SUPPLIED ENTRIES =>
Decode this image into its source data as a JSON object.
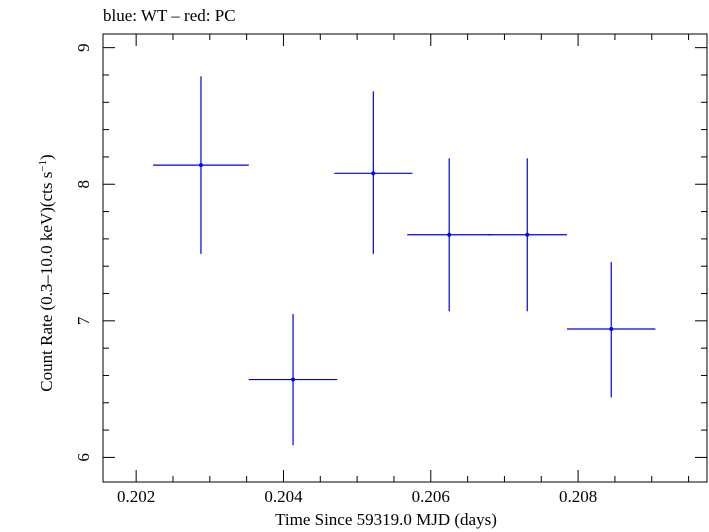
{
  "chart_data": {
    "type": "scatter",
    "title": "blue: WT – red: PC",
    "xlabel": "Time Since 59319.0 MJD (days)",
    "ylabel_main": "Count Rate (0.3–10.0 keV)(cts s",
    "ylabel_sup": "−1",
    "ylabel_end": ")",
    "xlim": [
      0.20155,
      0.20975
    ],
    "ylim": [
      5.82,
      9.1
    ],
    "xticks": [
      0.202,
      0.204,
      0.206,
      0.208
    ],
    "xtick_labels": [
      "0.202",
      "0.204",
      "0.206",
      "0.208"
    ],
    "yticks": [
      6,
      7,
      8,
      9
    ],
    "ytick_labels": [
      "6",
      "7",
      "8",
      "9"
    ],
    "series": [
      {
        "name": "WT",
        "color": "#0000ee",
        "points": [
          {
            "x": 0.20288,
            "y": 8.14,
            "xerr": 0.00065,
            "yerr_lo": 0.65,
            "yerr_hi": 0.65
          },
          {
            "x": 0.20413,
            "y": 6.57,
            "xerr": 0.0006,
            "yerr_lo": 0.48,
            "yerr_hi": 0.48
          },
          {
            "x": 0.20522,
            "y": 8.08,
            "xerr": 0.00053,
            "yerr_lo": 0.59,
            "yerr_hi": 0.6
          },
          {
            "x": 0.20625,
            "y": 7.63,
            "xerr": 0.00057,
            "yerr_lo": 0.56,
            "yerr_hi": 0.56
          },
          {
            "x": 0.20731,
            "y": 7.63,
            "xerr": 0.00054,
            "yerr_lo": 0.56,
            "yerr_hi": 0.56
          },
          {
            "x": 0.20845,
            "y": 6.94,
            "xerr": 0.0006,
            "yerr_lo": 0.5,
            "yerr_hi": 0.49
          }
        ]
      }
    ]
  }
}
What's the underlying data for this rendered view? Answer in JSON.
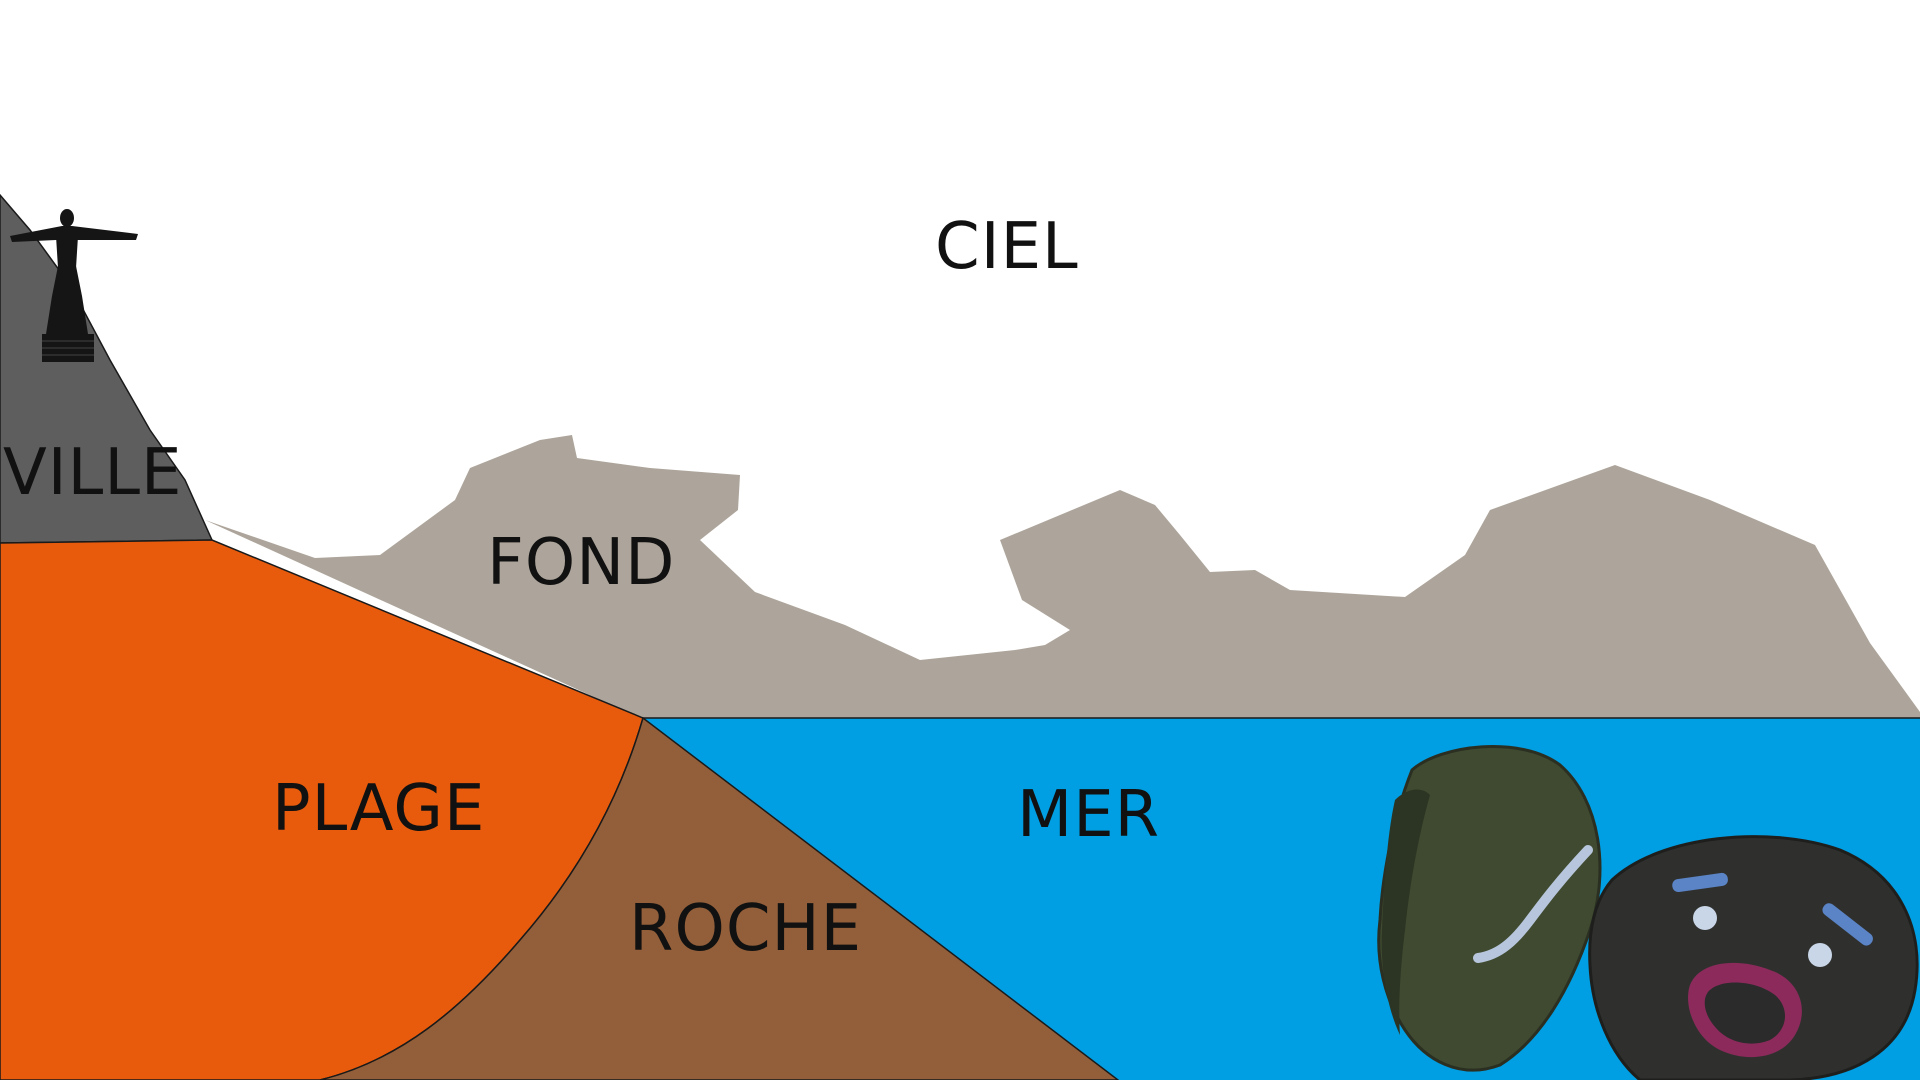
{
  "labels": {
    "sky": "CIEL",
    "city": "VILLE",
    "background": "FOND",
    "beach": "PLAGE",
    "rock": "ROCHE",
    "sea": "MER"
  },
  "colors": {
    "sky": "#ffffff",
    "city": "#5e5e5e",
    "background": "#ada59b",
    "beach": "#e85b0c",
    "rock": "#935f3a",
    "sea": "#009ee2",
    "outline": "#1a1a1a",
    "stone": "#3f4a30",
    "stone_dark": "#2f302e",
    "stone_accent": "#5a84c6",
    "mouth": "#8c2a5c"
  },
  "icons": {
    "statue": "christ-statue-icon",
    "stones": "stone-characters-icon"
  }
}
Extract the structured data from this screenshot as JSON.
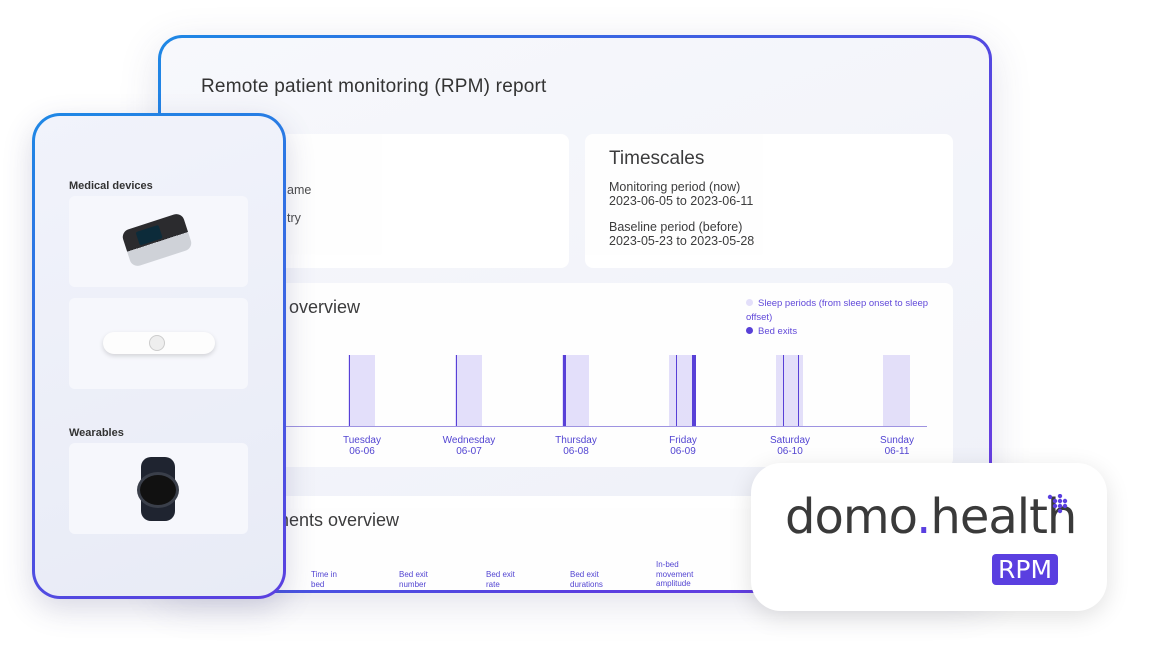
{
  "report": {
    "title": "Remote patient monitoring (RPM) report",
    "info_labels": [
      "ame",
      "try"
    ],
    "timescales": {
      "heading": "Timescales",
      "monitoring_label": "Monitoring period (now)",
      "monitoring_range": "2023-06-05 to 2023-06-11",
      "baseline_label": "Baseline period (before)",
      "baseline_range": "2023-05-23 to 2023-05-28"
    },
    "sleep_section": {
      "title": "overview",
      "legend": {
        "sleep": "Sleep periods (from sleep onset to sleep offset)",
        "exits": "Bed exits"
      }
    },
    "measurements": {
      "title": "rements overview",
      "columns": [
        "Time in bed",
        "Bed exit number",
        "Bed exit rate",
        "Bed exit durations",
        "In-bed movement amplitude"
      ]
    }
  },
  "colors": {
    "accent": "#5a3fe0",
    "sleep": "#e3defa",
    "exit": "#5037d6",
    "frame_start": "#1e88e5"
  },
  "chart_data": {
    "type": "bar",
    "title": "Sleep overview",
    "days": [
      {
        "day": "Tuesday",
        "date": "06-06",
        "exits": [
          0.02
        ]
      },
      {
        "day": "Wednesday",
        "date": "06-07",
        "exits": [
          0.02
        ]
      },
      {
        "day": "Thursday",
        "date": "06-08",
        "exits": [
          0.05
        ]
      },
      {
        "day": "Friday",
        "date": "06-09",
        "exits": [
          0.25,
          0.85
        ]
      },
      {
        "day": "Saturday",
        "date": "06-10",
        "exits": [
          0.25,
          0.8
        ]
      },
      {
        "day": "Sunday",
        "date": "06-11",
        "exits": []
      }
    ]
  },
  "phone": {
    "sections": [
      {
        "label": "Medical devices"
      },
      {
        "label": "Wearables"
      }
    ]
  },
  "logo": {
    "brand_a": "domo",
    "brand_dot": ".",
    "brand_b": "health",
    "badge": "RPM"
  }
}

SHORT EXERCISE =>
Please repeat the entries exactly. Do not include the pictures.

EXERCISE ANSWER =>
Decode this image into its source data as a JSON object.
{
  "chart_data": {
    "type": "scatter",
    "title": "blue: WT – red: PC",
    "xlabel": "Time Since 59319.0 MJD (days)",
    "ylabel_main": "Count Rate (0.3–10.0 keV)(cts s",
    "ylabel_sup": "−1",
    "ylabel_end": ")",
    "xlim": [
      0.20155,
      0.20975
    ],
    "ylim": [
      5.82,
      9.1
    ],
    "xticks": [
      0.202,
      0.204,
      0.206,
      0.208
    ],
    "xtick_labels": [
      "0.202",
      "0.204",
      "0.206",
      "0.208"
    ],
    "yticks": [
      6,
      7,
      8,
      9
    ],
    "ytick_labels": [
      "6",
      "7",
      "8",
      "9"
    ],
    "series": [
      {
        "name": "WT",
        "color": "#0000ee",
        "points": [
          {
            "x": 0.20288,
            "y": 8.14,
            "xerr": 0.00065,
            "yerr_lo": 0.65,
            "yerr_hi": 0.65
          },
          {
            "x": 0.20413,
            "y": 6.57,
            "xerr": 0.0006,
            "yerr_lo": 0.48,
            "yerr_hi": 0.48
          },
          {
            "x": 0.20522,
            "y": 8.08,
            "xerr": 0.00053,
            "yerr_lo": 0.59,
            "yerr_hi": 0.6
          },
          {
            "x": 0.20625,
            "y": 7.63,
            "xerr": 0.00057,
            "yerr_lo": 0.56,
            "yerr_hi": 0.56
          },
          {
            "x": 0.20731,
            "y": 7.63,
            "xerr": 0.00054,
            "yerr_lo": 0.56,
            "yerr_hi": 0.56
          },
          {
            "x": 0.20845,
            "y": 6.94,
            "xerr": 0.0006,
            "yerr_lo": 0.5,
            "yerr_hi": 0.49
          }
        ]
      }
    ]
  }
}
What's the underlying data for this rendered view? Answer in JSON.
{
  "labels": {
    "sky": "CIEL",
    "city": "VILLE",
    "background": "FOND",
    "beach": "PLAGE",
    "rock": "ROCHE",
    "sea": "MER"
  },
  "colors": {
    "sky": "#ffffff",
    "city": "#5e5e5e",
    "background": "#ada59b",
    "beach": "#e85b0c",
    "rock": "#935f3a",
    "sea": "#009ee2",
    "outline": "#1a1a1a",
    "stone": "#3f4a30",
    "stone_dark": "#2f302e",
    "stone_accent": "#5a84c6",
    "mouth": "#8c2a5c"
  },
  "icons": {
    "statue": "christ-statue-icon",
    "stones": "stone-characters-icon"
  }
}
Extract the structured data from this screenshot as JSON.
{
  "report": {
    "title": "Remote patient monitoring (RPM) report",
    "info_labels": [
      "ame",
      "try"
    ],
    "timescales": {
      "heading": "Timescales",
      "monitoring_label": "Monitoring period (now)",
      "monitoring_range": "2023-06-05 to 2023-06-11",
      "baseline_label": "Baseline period (before)",
      "baseline_range": "2023-05-23 to 2023-05-28"
    },
    "sleep_section": {
      "title": "overview",
      "legend": {
        "sleep": "Sleep periods (from sleep onset to sleep offset)",
        "exits": "Bed exits"
      }
    },
    "measurements": {
      "title": "rements overview",
      "columns": [
        "Time in bed",
        "Bed exit number",
        "Bed exit rate",
        "Bed exit durations",
        "In-bed movement amplitude"
      ]
    }
  },
  "colors": {
    "accent": "#5a3fe0",
    "sleep": "#e3defa",
    "exit": "#5037d6",
    "frame_start": "#1e88e5"
  },
  "chart_data": {
    "type": "bar",
    "title": "Sleep overview",
    "days": [
      {
        "day": "Tuesday",
        "date": "06-06",
        "exits": [
          0.02
        ]
      },
      {
        "day": "Wednesday",
        "date": "06-07",
        "exits": [
          0.02
        ]
      },
      {
        "day": "Thursday",
        "date": "06-08",
        "exits": [
          0.05
        ]
      },
      {
        "day": "Friday",
        "date": "06-09",
        "exits": [
          0.25,
          0.85
        ]
      },
      {
        "day": "Saturday",
        "date": "06-10",
        "exits": [
          0.25,
          0.8
        ]
      },
      {
        "day": "Sunday",
        "date": "06-11",
        "exits": []
      }
    ]
  },
  "phone": {
    "sections": [
      {
        "label": "Medical devices"
      },
      {
        "label": "Wearables"
      }
    ]
  },
  "logo": {
    "brand_a": "domo",
    "brand_dot": ".",
    "brand_b": "health",
    "badge": "RPM"
  }
}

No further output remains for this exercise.